_DO THIS_: Find each line containing the string "label" and return it.

* * * *

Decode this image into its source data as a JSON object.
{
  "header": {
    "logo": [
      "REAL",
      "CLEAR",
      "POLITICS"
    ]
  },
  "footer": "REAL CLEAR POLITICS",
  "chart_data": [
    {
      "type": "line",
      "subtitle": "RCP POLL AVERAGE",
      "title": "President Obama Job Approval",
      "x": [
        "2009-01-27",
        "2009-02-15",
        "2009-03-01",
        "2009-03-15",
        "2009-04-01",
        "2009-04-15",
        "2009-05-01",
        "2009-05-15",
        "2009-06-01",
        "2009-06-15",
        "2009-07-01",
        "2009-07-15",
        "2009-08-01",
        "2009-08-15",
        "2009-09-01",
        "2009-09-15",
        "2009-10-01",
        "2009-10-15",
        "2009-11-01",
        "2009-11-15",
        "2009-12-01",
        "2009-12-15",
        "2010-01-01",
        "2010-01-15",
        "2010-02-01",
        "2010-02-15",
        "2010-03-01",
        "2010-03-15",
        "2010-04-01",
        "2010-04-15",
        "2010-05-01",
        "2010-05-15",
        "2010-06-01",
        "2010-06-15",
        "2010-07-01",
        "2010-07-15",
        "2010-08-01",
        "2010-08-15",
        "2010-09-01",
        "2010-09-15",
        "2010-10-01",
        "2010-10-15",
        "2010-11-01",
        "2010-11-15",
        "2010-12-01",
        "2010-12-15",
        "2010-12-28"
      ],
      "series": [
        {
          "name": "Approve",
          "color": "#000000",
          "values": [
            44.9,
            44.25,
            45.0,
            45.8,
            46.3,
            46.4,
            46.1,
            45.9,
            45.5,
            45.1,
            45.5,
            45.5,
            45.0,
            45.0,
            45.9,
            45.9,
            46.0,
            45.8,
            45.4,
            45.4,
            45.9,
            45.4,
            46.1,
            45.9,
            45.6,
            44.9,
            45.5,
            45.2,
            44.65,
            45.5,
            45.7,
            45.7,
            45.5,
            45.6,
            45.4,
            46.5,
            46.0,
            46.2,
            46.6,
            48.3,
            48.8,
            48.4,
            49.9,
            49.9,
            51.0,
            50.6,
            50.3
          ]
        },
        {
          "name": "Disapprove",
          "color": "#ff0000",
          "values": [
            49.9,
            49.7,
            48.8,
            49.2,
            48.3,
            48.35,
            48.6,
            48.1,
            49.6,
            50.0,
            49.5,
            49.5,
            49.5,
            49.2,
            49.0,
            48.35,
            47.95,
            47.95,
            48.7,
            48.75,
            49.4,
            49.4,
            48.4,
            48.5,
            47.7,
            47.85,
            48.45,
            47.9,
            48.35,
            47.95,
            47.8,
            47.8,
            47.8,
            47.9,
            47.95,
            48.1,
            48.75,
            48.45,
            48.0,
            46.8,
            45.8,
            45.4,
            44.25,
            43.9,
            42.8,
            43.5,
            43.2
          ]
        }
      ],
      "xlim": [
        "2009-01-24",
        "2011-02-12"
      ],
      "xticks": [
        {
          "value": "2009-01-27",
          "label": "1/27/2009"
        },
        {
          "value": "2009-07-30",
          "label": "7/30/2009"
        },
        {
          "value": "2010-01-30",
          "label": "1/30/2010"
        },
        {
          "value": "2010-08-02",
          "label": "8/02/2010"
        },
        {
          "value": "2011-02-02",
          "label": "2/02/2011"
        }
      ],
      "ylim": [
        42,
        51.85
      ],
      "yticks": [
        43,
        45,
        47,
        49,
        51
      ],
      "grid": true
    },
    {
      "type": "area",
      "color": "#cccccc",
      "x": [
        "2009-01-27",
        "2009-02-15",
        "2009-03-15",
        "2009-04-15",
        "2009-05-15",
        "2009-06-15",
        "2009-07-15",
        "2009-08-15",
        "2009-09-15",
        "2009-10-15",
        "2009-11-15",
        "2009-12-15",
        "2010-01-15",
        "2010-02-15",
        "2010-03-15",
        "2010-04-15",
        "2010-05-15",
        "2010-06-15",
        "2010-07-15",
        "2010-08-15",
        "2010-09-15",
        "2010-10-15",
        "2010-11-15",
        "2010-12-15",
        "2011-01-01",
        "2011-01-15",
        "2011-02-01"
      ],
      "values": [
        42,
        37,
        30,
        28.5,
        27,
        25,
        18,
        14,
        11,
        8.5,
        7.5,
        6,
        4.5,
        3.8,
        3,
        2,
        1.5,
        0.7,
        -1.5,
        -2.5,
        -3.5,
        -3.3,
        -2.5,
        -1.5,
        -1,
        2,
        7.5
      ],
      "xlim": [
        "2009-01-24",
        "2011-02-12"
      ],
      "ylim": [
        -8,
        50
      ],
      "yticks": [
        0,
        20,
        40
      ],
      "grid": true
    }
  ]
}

* * * *

_CORRECT OUTPUT_:
          "label": "1/27/2009"
          "label": "7/30/2009"
          "label": "1/30/2010"
          "label": "8/02/2010"
          "label": "2/02/2011"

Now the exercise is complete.